# WRITTEN PROBLEM:
Pictures stay out of the copy; set down each line of the listing below exactly.

# PROVIDED MATERIAL:

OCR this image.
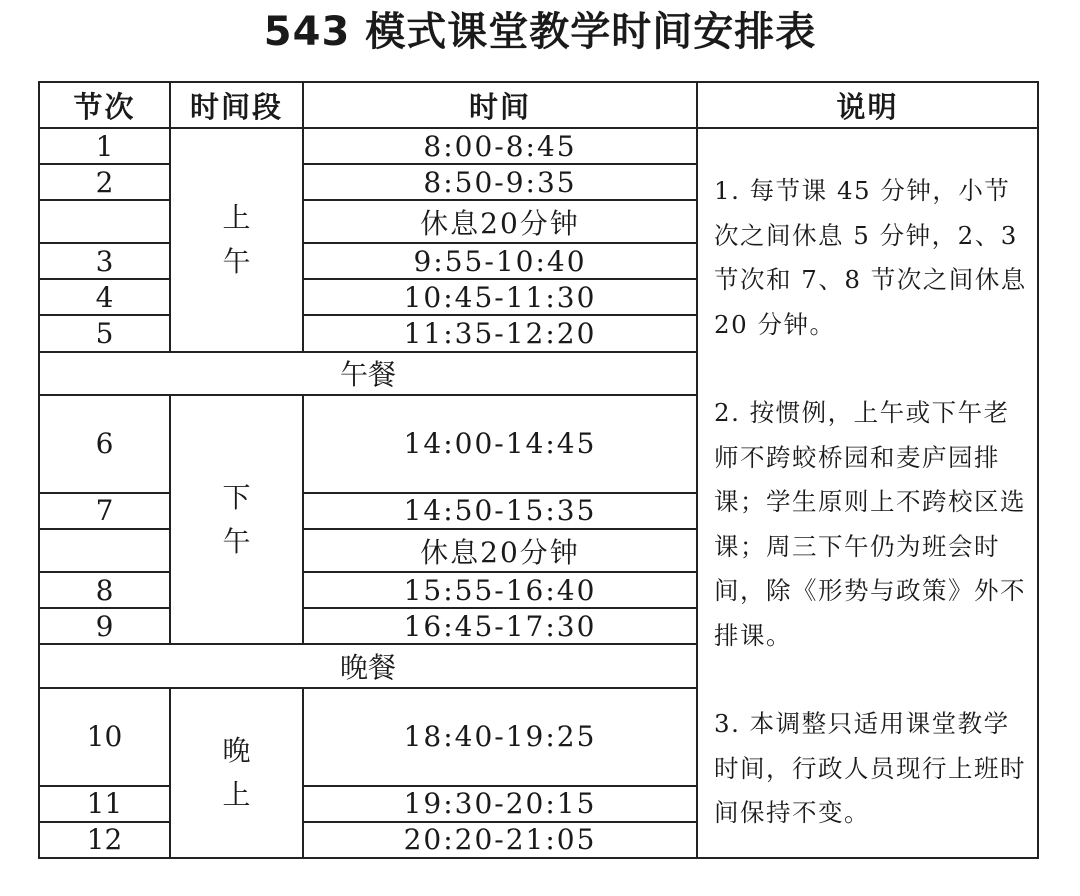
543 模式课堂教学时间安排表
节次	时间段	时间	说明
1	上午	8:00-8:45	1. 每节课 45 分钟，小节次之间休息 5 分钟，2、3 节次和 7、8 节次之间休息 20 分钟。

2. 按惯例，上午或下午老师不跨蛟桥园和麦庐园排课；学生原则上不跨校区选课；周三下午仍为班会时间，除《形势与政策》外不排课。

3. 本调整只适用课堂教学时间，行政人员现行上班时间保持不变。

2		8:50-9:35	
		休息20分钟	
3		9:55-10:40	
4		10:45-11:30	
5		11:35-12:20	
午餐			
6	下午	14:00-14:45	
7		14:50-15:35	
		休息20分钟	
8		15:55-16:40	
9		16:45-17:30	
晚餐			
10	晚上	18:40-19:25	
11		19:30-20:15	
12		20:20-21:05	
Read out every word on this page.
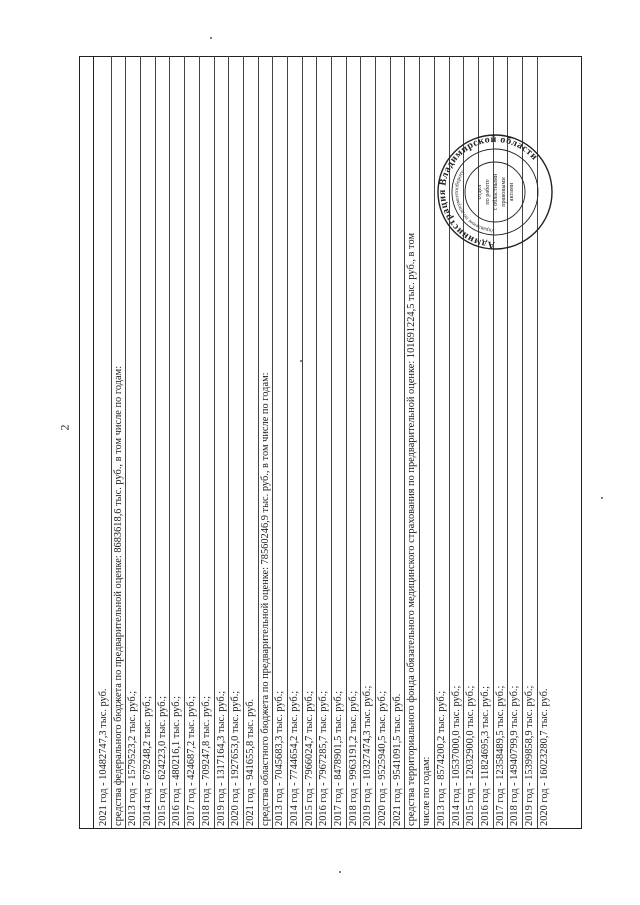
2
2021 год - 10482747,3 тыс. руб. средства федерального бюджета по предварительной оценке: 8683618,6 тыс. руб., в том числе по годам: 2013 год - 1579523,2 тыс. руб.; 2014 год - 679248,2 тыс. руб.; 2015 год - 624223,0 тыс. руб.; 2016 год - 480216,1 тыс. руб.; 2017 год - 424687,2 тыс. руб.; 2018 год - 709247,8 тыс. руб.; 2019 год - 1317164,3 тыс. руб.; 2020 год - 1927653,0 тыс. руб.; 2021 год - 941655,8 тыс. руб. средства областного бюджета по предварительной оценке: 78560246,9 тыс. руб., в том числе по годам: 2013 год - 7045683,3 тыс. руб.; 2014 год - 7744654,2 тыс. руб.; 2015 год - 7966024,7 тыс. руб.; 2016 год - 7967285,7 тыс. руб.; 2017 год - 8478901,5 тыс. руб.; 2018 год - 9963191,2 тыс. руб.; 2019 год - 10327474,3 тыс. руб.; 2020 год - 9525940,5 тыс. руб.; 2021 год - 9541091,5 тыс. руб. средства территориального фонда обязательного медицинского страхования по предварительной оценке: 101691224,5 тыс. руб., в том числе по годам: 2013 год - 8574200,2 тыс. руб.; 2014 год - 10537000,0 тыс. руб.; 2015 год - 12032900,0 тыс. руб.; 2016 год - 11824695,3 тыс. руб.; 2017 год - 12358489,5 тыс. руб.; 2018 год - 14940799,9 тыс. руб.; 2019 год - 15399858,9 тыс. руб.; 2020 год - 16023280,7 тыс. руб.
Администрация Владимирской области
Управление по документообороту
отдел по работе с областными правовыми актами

# REPLY TO THE EXERCISE:
OCR this image.
543 模式课堂教学时间安排表
节次	时间段	时间	说明
1	上午	8:00-8:45	1. 每节课 45 分钟，小节次之间休息 5 分钟，2、3 节次和 7、8 节次之间休息 20 分钟。

2. 按惯例，上午或下午老师不跨蛟桥园和麦庐园排课；学生原则上不跨校区选课；周三下午仍为班会时间，除《形势与政策》外不排课。

3. 本调整只适用课堂教学时间，行政人员现行上班时间保持不变。

2		8:50-9:35	
		休息20分钟	
3		9:55-10:40	
4		10:45-11:30	
5		11:35-12:20	
午餐			
6	下午	14:00-14:45	
7		14:50-15:35	
		休息20分钟	
8		15:55-16:40	
9		16:45-17:30	
晚餐			
10	晚上	18:40-19:25	
11		19:30-20:15	
12		20:20-21:05	
Read out every word on this page.
2
2021 год - 10482747,3 тыс. руб. средства федерального бюджета по предварительной оценке: 8683618,6 тыс. руб., в том числе по годам: 2013 год - 1579523,2 тыс. руб.; 2014 год - 679248,2 тыс. руб.; 2015 год - 624223,0 тыс. руб.; 2016 год - 480216,1 тыс. руб.; 2017 год - 424687,2 тыс. руб.; 2018 год - 709247,8 тыс. руб.; 2019 год - 1317164,3 тыс. руб.; 2020 год - 1927653,0 тыс. руб.; 2021 год - 941655,8 тыс. руб. средства областного бюджета по предварительной оценке: 78560246,9 тыс. руб., в том числе по годам: 2013 год - 7045683,3 тыс. руб.; 2014 год - 7744654,2 тыс. руб.; 2015 год - 7966024,7 тыс. руб.; 2016 год - 7967285,7 тыс. руб.; 2017 год - 8478901,5 тыс. руб.; 2018 год - 9963191,2 тыс. руб.; 2019 год - 10327474,3 тыс. руб.; 2020 год - 9525940,5 тыс. руб.; 2021 год - 9541091,5 тыс. руб. средства территориального фонда обязательного медицинского страхования по предварительной оценке: 101691224,5 тыс. руб., в том числе по годам: 2013 год - 8574200,2 тыс. руб.; 2014 год - 10537000,0 тыс. руб.; 2015 год - 12032900,0 тыс. руб.; 2016 год - 11824695,3 тыс. руб.; 2017 год - 12358489,5 тыс. руб.; 2018 год - 14940799,9 тыс. руб.; 2019 год - 15399858,9 тыс. руб.; 2020 год - 16023280,7 тыс. руб.
Администрация Владимирской области
Управление по документообороту
отдел по работе с областными правовыми актами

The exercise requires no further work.